── SUPPLIED MATERIAL ──

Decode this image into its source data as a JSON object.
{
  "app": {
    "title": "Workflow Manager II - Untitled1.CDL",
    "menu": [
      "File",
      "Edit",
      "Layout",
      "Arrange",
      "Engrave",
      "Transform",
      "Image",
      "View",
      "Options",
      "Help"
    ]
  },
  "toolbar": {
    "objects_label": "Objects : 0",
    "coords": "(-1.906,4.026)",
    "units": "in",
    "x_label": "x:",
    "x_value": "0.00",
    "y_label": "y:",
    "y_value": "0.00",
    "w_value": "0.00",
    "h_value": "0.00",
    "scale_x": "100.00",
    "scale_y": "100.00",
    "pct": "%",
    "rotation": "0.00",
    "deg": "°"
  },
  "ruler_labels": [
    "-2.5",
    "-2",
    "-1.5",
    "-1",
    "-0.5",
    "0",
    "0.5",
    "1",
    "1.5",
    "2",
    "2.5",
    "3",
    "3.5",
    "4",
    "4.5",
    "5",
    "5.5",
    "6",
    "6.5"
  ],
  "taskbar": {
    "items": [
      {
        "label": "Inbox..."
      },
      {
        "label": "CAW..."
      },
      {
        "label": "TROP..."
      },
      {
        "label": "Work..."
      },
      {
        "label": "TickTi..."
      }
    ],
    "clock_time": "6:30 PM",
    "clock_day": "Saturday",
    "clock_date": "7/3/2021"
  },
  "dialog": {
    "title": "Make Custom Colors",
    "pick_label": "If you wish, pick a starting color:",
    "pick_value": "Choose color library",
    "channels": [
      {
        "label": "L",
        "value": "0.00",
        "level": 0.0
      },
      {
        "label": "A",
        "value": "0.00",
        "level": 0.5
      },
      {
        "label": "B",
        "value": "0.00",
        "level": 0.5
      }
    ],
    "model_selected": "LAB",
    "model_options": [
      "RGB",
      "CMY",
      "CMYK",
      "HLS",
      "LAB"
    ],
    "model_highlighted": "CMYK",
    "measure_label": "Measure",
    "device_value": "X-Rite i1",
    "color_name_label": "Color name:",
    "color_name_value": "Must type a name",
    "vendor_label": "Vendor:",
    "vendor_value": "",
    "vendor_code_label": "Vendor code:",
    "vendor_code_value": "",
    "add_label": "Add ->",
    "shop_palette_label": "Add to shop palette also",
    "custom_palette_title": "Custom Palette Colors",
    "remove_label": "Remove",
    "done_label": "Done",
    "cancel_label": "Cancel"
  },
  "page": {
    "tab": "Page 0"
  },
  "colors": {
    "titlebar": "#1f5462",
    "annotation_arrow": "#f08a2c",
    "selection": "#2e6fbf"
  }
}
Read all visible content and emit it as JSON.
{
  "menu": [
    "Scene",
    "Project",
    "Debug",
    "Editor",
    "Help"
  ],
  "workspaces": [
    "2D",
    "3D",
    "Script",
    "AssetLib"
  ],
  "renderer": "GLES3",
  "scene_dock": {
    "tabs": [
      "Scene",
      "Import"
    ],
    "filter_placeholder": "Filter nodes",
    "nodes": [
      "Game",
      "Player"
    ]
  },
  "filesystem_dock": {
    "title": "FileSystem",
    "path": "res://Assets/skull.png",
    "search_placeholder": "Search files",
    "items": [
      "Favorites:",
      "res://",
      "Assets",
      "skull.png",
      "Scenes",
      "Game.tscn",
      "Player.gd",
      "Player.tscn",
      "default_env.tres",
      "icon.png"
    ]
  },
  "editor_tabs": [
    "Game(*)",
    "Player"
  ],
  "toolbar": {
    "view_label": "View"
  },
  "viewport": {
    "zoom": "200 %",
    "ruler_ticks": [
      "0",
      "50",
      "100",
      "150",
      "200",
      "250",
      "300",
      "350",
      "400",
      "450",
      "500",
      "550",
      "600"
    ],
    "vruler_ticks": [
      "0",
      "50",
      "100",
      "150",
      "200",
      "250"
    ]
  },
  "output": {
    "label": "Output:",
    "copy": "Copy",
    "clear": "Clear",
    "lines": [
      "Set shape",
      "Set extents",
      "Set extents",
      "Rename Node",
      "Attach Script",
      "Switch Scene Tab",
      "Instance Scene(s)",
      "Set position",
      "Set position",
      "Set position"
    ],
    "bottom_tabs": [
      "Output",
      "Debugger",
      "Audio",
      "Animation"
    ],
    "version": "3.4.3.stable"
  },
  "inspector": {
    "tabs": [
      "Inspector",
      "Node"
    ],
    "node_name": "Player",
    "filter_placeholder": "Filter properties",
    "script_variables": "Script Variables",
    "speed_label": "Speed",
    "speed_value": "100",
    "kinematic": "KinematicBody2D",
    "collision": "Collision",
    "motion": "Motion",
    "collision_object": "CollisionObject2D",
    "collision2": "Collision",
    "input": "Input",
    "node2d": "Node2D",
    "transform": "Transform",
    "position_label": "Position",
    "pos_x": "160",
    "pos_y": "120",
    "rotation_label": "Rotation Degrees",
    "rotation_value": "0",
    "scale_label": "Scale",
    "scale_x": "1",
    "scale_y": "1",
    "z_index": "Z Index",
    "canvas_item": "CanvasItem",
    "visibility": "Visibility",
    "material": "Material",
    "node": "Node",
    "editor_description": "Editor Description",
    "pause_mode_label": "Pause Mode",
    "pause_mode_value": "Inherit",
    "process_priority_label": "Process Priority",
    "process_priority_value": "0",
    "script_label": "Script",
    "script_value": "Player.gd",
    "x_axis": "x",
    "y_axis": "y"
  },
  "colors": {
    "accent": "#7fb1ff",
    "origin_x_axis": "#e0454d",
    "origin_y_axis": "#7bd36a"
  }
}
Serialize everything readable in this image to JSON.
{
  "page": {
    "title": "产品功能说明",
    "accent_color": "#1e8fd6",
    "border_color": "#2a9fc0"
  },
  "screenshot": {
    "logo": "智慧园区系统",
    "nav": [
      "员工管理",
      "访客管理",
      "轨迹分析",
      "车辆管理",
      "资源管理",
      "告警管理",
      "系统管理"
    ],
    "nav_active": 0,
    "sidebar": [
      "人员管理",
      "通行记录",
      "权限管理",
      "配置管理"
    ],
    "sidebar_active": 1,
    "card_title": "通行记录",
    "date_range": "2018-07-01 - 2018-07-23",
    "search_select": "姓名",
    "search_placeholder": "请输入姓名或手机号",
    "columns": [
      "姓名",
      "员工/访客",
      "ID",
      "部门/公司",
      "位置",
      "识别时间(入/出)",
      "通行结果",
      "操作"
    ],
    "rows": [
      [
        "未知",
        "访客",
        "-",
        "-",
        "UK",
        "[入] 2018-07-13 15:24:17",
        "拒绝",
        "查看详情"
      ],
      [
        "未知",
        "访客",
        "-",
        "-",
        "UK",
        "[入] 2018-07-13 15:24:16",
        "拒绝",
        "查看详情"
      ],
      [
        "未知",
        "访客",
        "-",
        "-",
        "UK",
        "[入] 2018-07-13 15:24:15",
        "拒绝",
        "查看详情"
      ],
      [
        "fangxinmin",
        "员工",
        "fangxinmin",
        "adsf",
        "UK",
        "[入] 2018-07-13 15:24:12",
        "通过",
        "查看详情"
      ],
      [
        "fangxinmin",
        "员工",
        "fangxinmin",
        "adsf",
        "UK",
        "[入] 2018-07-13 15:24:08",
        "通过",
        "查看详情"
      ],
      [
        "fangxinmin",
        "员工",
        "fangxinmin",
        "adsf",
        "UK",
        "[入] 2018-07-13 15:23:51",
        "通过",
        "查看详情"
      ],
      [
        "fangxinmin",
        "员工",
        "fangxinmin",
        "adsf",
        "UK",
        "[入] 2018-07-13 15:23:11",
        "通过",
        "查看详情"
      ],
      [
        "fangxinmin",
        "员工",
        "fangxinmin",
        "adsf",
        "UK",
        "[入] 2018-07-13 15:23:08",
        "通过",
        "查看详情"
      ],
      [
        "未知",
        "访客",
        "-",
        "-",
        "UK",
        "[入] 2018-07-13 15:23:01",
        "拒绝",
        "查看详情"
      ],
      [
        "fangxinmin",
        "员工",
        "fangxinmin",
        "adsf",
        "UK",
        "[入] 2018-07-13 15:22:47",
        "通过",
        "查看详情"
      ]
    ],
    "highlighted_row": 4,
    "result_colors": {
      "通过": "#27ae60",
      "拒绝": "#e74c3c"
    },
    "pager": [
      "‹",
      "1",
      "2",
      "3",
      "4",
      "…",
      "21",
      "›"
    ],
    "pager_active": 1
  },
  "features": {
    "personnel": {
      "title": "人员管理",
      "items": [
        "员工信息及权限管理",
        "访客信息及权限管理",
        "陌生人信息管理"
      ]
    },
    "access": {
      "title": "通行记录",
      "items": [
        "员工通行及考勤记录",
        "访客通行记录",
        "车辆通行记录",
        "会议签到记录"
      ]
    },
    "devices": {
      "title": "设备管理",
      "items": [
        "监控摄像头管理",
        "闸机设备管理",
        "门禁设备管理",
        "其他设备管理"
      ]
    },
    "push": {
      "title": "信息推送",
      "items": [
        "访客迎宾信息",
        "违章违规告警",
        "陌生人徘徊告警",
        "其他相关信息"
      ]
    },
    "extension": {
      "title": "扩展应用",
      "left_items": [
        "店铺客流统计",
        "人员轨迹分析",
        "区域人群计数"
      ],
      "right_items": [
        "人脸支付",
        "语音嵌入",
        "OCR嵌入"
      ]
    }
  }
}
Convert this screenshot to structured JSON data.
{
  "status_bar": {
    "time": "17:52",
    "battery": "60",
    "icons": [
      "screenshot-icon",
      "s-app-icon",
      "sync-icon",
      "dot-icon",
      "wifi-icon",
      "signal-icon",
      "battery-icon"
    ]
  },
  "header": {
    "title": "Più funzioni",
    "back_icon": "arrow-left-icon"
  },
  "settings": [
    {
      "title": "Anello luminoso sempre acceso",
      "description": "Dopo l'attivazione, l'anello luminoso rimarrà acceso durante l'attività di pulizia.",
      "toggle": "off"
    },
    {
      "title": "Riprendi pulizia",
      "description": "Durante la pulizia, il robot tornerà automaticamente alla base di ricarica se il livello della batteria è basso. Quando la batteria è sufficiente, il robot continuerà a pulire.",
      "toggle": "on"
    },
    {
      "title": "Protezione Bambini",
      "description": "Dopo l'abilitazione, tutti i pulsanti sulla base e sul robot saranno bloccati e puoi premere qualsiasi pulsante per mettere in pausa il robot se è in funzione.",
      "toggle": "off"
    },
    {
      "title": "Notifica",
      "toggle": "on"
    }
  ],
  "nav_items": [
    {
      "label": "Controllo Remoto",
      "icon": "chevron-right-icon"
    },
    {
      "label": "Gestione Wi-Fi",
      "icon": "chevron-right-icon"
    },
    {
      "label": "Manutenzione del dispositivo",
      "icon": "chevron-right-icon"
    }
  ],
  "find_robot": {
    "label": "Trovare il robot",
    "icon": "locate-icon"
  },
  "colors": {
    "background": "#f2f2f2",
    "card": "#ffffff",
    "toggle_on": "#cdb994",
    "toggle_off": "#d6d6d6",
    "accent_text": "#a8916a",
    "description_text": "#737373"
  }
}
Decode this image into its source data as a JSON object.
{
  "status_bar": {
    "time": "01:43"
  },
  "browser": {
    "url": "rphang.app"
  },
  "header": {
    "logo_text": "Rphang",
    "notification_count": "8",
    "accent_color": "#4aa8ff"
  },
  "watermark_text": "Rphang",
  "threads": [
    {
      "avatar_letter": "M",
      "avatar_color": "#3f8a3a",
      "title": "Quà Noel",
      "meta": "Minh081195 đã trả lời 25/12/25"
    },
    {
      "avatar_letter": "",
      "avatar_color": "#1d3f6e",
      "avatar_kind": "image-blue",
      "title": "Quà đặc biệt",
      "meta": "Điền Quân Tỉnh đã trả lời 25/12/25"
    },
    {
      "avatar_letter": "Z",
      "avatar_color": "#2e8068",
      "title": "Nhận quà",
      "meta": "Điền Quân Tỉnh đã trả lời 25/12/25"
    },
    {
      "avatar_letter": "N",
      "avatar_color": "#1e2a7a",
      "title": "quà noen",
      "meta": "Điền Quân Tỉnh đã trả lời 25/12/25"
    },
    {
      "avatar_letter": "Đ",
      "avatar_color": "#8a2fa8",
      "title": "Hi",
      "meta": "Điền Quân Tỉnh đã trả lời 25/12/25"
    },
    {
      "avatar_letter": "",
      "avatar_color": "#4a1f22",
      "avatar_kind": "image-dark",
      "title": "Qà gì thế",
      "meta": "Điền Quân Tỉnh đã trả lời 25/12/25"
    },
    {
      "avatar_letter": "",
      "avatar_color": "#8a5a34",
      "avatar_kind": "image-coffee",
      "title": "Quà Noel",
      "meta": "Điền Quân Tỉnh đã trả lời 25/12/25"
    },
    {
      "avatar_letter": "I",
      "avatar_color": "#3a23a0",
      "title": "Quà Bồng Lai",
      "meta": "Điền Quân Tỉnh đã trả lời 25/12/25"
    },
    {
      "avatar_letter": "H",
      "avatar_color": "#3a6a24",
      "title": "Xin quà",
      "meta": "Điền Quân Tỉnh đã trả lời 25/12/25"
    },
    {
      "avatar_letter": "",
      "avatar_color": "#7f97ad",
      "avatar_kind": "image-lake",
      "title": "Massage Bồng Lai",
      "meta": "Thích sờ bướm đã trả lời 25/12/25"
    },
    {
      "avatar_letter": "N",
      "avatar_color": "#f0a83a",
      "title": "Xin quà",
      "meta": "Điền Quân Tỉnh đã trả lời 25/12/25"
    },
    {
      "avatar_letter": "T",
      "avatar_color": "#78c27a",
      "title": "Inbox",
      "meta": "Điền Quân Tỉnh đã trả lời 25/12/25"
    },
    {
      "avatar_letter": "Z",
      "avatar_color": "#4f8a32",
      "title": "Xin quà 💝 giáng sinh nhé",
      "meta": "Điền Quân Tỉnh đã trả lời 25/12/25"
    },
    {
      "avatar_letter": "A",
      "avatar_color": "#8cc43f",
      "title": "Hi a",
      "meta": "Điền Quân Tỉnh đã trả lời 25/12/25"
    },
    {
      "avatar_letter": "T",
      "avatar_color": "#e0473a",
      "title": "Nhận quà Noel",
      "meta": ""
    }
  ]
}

───

REQUIREMENT >> Look through the data and show every line containing "base".

WRITTEN SOLUTION >>
      "description": "Durante la pulizia, il robot tornerà automaticamente alla base di ricarica se il livello della batteria è basso. Quando la batteria è sufficiente, il robot continuerà a pulire.",
      "description": "Dopo l'abilitazione, tutti i pulsanti sulla base e sul robot saranno bloccati e puoi premere qualsiasi pulsante per mettere in pausa il robot se è in funzione.",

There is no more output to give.